Aim | Wherever a line holds the string "text", copy that line.
[start Dataset entries]
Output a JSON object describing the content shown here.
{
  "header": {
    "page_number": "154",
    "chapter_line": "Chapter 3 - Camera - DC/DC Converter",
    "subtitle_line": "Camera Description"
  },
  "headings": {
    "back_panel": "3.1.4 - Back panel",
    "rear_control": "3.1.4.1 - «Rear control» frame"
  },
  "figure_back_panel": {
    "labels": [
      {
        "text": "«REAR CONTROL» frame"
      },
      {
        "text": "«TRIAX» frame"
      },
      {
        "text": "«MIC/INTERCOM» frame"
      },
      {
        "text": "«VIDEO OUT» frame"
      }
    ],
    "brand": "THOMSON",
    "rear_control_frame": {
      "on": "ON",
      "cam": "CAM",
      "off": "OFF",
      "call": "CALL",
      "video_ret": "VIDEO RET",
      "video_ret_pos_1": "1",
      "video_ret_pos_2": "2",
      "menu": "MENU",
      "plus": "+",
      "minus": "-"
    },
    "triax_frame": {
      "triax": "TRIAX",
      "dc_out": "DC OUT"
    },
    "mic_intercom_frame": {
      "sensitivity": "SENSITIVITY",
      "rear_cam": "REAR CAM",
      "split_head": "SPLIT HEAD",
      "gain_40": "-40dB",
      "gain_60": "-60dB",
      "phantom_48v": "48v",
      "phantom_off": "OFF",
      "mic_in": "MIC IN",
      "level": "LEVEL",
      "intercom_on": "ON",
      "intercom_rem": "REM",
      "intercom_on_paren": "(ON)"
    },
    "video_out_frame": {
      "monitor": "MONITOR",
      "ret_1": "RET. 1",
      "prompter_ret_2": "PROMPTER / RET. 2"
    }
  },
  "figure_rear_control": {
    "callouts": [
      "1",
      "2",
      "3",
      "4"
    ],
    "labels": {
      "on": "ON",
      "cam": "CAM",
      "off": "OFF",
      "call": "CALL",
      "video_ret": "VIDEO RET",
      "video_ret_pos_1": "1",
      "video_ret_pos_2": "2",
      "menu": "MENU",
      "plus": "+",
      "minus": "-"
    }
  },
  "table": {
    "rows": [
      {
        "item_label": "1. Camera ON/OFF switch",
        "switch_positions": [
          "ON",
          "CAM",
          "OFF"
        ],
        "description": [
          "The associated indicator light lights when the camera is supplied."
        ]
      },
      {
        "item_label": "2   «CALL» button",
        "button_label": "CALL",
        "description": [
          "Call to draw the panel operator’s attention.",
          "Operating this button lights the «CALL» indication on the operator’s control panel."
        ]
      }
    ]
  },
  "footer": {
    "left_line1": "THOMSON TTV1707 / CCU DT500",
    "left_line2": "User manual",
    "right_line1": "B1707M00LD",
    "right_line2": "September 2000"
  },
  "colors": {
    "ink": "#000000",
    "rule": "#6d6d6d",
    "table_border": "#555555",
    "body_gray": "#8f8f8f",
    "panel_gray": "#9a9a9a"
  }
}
[end Dataset entries]
The solution |
        "text": "«REAR CONTROL» frame"
        "text": "«TRIAX» frame"
        "text": "«MIC/INTERCOM» frame"
        "text": "«VIDEO OUT» frame"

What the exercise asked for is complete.